*Your task:* Pictures appear in the records below; write out everything else exactly.

::::::::

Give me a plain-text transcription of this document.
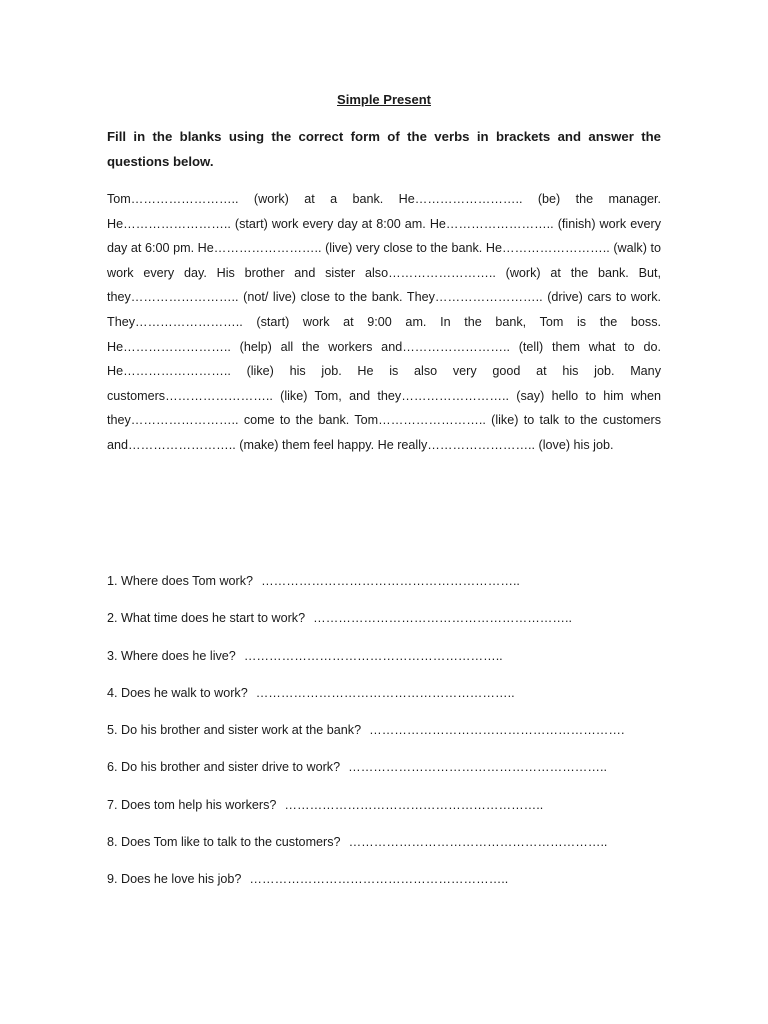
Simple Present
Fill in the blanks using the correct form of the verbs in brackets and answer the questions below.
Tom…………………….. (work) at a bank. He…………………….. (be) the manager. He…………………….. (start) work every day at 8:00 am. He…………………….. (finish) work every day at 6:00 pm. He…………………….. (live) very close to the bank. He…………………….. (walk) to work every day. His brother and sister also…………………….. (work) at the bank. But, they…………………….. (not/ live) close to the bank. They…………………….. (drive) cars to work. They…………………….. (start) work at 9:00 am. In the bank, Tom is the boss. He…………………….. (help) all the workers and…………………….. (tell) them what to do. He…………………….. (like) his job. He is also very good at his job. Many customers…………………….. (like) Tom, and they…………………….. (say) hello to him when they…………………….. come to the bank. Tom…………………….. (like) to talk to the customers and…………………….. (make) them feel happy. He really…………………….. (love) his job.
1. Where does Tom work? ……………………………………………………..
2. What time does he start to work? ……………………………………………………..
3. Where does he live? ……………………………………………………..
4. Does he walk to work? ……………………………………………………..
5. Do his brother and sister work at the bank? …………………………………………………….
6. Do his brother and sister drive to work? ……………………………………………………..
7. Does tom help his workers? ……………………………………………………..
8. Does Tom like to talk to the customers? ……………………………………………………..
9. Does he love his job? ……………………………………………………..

::::::::

*Response to this task:*
Give me a plain-text transcription of this document.
Simple Present
Fill in the blanks using the correct form of the verbs in brackets and answer the questions below.
Tom…………………….. (work) at a bank. He…………………….. (be) the manager. He…………………….. (start) work every day at 8:00 am. He…………………….. (finish) work every day at 6:00 pm. He…………………….. (live) very close to the bank. He…………………….. (walk) to work every day. His brother and sister also…………………….. (work) at the bank. But, they…………………….. (not/ live) close to the bank. They…………………….. (drive) cars to work. They…………………….. (start) work at 9:00 am. In the bank, Tom is the boss. He…………………….. (help) all the workers and…………………….. (tell) them what to do. He…………………….. (like) his job. He is also very good at his job. Many customers…………………….. (like) Tom, and they…………………….. (say) hello to him when they…………………….. come to the bank. Tom…………………….. (like) to talk to the customers and…………………….. (make) them feel happy. He really…………………….. (love) his job.
1. Where does Tom work? ……………………………………………………..
2. What time does he start to work? ……………………………………………………..
3. Where does he live? ……………………………………………………..
4. Does he walk to work? ……………………………………………………..
5. Do his brother and sister work at the bank? …………………………………………………….
6. Do his brother and sister drive to work? ……………………………………………………..
7. Does tom help his workers? ……………………………………………………..
8. Does Tom like to talk to the customers? ……………………………………………………..
9. Does he love his job? ……………………………………………………..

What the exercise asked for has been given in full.